■ **Aim**: Assemble all lines in which the string "structure" appears.

───── The records ─────

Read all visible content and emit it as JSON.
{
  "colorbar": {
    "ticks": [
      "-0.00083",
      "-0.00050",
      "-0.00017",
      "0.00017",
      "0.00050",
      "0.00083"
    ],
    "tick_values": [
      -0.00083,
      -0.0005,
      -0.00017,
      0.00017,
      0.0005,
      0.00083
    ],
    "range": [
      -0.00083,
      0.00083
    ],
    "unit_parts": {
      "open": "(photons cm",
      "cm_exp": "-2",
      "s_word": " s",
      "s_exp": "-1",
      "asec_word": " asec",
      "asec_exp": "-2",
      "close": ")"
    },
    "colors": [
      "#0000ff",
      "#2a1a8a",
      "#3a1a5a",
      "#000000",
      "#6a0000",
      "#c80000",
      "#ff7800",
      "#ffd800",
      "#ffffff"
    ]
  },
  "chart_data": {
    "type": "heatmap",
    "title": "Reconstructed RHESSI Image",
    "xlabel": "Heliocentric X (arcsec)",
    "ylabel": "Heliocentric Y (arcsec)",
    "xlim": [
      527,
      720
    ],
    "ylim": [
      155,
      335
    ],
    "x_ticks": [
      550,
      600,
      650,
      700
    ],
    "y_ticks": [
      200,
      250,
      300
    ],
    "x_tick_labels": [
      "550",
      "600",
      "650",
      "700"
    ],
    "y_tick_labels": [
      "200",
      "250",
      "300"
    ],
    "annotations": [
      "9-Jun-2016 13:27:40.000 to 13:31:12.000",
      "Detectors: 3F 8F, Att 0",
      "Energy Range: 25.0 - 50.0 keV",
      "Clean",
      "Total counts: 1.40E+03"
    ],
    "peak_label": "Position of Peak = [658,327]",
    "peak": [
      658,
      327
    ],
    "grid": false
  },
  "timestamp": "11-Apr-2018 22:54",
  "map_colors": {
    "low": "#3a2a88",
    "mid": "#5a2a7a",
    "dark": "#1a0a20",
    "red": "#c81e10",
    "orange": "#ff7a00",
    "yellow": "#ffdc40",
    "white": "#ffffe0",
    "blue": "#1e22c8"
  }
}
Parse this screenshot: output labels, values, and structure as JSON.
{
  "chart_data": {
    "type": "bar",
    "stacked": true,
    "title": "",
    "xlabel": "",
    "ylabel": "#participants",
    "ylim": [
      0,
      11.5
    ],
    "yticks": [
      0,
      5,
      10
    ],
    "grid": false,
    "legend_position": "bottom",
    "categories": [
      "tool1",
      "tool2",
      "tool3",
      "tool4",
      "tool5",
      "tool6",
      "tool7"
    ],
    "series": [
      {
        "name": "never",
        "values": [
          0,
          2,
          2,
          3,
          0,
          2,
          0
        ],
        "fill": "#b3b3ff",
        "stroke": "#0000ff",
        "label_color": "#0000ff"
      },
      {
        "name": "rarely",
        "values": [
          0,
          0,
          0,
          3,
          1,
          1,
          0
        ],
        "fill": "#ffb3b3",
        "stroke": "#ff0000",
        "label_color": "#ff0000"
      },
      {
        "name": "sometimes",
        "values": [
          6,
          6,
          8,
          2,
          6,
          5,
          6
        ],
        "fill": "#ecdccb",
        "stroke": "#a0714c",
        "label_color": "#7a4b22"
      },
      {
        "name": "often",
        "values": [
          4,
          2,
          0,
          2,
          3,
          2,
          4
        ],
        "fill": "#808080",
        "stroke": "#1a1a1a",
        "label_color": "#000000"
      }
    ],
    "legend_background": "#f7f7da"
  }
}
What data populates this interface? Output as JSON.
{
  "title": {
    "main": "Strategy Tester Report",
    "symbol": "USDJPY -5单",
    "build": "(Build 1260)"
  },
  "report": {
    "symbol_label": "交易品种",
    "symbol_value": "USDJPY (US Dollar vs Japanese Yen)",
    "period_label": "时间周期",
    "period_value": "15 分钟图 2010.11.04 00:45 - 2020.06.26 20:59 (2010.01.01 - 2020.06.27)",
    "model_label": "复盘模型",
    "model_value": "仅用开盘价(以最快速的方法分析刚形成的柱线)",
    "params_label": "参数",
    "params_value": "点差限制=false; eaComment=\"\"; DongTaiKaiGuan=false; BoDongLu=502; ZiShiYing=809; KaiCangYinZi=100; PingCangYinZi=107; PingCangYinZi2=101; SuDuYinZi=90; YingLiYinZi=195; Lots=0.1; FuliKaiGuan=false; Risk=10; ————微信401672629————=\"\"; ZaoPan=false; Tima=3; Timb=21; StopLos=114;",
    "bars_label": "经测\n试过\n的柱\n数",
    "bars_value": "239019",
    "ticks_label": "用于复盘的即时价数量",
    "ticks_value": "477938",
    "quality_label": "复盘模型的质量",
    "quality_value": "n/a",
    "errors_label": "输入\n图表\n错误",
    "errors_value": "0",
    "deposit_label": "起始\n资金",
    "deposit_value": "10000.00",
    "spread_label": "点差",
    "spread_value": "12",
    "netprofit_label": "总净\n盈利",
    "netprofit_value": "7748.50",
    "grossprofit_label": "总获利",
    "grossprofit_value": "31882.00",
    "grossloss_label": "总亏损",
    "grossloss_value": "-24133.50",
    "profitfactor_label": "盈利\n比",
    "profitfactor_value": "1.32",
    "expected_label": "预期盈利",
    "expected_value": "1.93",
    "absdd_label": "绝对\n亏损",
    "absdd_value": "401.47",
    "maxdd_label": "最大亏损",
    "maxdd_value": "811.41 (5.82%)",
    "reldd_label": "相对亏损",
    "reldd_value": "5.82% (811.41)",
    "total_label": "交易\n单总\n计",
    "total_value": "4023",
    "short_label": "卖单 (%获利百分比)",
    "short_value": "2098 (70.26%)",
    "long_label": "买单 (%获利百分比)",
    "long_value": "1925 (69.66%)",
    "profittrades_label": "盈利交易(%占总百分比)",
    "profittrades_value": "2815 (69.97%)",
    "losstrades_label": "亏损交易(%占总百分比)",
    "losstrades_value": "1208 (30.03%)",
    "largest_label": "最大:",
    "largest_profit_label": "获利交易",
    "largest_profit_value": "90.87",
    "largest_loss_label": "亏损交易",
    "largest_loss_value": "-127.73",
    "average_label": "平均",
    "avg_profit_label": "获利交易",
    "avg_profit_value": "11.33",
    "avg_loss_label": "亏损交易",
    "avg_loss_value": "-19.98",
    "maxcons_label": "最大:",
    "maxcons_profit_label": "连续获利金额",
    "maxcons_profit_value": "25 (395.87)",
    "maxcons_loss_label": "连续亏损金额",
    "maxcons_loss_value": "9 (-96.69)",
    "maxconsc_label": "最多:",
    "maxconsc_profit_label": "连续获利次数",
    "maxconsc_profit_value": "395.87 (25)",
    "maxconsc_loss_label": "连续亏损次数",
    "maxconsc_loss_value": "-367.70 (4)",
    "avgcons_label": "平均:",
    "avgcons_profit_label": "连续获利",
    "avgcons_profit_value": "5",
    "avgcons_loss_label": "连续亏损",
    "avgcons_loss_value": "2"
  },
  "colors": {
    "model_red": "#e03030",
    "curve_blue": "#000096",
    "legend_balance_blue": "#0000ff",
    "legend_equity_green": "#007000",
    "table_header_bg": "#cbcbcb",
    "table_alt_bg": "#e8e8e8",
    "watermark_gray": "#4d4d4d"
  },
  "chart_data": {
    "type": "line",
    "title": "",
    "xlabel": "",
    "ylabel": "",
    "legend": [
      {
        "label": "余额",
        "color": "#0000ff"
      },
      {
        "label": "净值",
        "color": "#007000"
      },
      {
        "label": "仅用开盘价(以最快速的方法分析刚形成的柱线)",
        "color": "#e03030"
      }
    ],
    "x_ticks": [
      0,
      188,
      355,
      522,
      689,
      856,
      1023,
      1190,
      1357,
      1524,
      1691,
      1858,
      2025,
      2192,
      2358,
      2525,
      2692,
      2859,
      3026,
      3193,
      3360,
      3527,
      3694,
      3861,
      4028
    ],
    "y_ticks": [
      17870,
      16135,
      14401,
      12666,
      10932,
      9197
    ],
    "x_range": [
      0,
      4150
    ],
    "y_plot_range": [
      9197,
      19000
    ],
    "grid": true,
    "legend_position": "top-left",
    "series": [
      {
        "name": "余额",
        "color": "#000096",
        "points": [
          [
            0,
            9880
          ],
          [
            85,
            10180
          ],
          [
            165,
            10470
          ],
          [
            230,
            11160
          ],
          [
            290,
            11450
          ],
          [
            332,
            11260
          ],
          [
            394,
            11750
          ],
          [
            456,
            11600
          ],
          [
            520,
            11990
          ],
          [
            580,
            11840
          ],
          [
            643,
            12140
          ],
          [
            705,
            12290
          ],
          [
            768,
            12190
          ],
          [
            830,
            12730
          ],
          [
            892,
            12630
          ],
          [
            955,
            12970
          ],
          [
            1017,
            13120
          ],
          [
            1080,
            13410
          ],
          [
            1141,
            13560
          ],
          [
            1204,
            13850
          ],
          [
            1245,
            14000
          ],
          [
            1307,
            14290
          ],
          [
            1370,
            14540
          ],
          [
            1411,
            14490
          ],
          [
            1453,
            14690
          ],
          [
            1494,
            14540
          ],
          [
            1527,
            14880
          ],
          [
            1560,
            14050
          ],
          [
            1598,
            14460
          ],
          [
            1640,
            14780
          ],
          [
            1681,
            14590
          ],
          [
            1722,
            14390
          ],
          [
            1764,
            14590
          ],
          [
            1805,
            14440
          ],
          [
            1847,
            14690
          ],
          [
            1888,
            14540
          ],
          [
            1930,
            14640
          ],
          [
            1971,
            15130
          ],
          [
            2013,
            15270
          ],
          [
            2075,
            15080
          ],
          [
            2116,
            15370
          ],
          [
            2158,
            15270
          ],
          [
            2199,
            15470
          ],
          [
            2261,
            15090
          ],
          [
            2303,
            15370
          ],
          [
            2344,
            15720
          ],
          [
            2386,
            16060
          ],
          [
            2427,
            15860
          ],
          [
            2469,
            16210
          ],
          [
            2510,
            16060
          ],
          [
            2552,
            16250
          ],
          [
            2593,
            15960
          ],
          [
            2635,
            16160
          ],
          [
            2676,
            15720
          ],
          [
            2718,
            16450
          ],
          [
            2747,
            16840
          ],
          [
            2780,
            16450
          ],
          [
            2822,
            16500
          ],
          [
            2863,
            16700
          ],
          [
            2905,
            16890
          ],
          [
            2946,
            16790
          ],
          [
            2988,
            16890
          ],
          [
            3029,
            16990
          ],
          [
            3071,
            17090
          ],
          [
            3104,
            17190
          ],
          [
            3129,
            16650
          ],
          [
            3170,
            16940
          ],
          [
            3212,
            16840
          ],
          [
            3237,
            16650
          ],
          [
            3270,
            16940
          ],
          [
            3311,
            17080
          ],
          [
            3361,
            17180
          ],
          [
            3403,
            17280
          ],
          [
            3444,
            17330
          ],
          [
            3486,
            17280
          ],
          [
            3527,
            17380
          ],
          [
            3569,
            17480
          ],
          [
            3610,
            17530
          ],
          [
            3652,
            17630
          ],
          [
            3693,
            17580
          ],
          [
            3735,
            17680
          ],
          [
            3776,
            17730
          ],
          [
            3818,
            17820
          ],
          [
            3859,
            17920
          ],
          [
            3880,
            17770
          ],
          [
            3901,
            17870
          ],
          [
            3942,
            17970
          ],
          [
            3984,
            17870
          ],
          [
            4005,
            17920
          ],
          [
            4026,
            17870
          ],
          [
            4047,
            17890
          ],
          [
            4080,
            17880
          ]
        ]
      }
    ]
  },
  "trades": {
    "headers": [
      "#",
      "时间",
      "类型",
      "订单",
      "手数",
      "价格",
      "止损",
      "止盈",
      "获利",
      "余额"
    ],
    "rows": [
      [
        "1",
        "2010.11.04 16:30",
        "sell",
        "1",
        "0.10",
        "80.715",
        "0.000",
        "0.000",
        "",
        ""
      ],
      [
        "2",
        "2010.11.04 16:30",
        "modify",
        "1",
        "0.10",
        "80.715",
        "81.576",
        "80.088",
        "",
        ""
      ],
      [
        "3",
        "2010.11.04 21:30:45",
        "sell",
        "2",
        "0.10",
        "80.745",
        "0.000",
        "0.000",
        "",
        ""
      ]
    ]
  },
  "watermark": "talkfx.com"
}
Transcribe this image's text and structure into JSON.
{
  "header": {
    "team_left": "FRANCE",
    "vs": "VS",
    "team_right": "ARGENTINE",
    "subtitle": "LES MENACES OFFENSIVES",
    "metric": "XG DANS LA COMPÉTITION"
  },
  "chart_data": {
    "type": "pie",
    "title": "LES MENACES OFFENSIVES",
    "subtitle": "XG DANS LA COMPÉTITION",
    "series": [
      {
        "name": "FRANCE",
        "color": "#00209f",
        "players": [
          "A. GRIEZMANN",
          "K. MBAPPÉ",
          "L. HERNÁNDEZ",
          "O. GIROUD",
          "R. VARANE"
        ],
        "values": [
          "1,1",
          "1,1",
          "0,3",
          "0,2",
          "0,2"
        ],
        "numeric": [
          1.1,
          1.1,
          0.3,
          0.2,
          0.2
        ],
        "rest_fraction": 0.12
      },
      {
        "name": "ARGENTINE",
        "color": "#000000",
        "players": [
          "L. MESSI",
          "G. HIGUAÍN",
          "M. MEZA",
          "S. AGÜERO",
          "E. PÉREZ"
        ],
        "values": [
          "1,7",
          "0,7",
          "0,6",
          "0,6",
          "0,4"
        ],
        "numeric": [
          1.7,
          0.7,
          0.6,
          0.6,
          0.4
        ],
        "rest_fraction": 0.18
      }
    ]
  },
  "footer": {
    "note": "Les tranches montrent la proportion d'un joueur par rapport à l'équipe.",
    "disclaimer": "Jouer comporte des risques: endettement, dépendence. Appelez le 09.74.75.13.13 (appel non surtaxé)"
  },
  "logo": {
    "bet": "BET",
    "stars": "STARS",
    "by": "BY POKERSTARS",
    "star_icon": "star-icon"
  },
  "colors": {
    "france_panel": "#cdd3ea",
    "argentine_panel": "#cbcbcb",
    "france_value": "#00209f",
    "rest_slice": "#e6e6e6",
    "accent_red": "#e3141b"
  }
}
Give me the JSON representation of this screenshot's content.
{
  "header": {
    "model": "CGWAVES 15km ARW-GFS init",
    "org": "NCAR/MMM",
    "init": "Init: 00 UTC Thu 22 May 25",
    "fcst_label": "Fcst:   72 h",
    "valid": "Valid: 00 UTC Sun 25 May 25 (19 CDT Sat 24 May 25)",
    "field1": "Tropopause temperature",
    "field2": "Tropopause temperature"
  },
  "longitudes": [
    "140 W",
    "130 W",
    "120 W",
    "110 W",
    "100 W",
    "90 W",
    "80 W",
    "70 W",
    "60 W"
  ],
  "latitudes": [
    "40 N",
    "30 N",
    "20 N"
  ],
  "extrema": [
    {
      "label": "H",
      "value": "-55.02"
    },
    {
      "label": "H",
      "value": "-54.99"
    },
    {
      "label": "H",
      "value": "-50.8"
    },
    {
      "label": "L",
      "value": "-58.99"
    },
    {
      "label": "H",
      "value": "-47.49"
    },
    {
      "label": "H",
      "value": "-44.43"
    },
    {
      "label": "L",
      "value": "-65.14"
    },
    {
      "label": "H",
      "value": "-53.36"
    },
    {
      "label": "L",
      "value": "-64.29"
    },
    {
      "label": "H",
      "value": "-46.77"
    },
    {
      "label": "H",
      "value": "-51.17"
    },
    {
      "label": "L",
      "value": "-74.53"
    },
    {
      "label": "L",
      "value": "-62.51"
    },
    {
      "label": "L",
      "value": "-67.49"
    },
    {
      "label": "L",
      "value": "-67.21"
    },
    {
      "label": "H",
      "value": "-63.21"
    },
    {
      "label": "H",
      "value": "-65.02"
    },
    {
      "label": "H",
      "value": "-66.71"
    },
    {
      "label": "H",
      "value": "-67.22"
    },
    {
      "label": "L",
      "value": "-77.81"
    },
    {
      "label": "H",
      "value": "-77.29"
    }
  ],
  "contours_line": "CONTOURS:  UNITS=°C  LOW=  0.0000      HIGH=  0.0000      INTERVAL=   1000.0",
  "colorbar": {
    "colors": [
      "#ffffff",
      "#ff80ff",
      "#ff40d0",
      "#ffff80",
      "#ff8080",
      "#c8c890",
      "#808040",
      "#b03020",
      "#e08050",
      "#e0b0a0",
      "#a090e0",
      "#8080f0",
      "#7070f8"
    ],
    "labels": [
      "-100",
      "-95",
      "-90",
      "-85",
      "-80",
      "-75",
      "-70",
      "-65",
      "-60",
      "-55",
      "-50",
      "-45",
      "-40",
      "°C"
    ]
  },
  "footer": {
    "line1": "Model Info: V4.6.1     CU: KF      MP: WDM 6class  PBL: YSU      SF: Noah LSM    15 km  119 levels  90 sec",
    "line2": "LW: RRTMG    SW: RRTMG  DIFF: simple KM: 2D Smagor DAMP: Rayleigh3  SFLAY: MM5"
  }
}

─────

■ **Written solution**:
Parse this screenshot: output labels, values, and structure as JSON.
Transcribe this image's text and structure into JSON.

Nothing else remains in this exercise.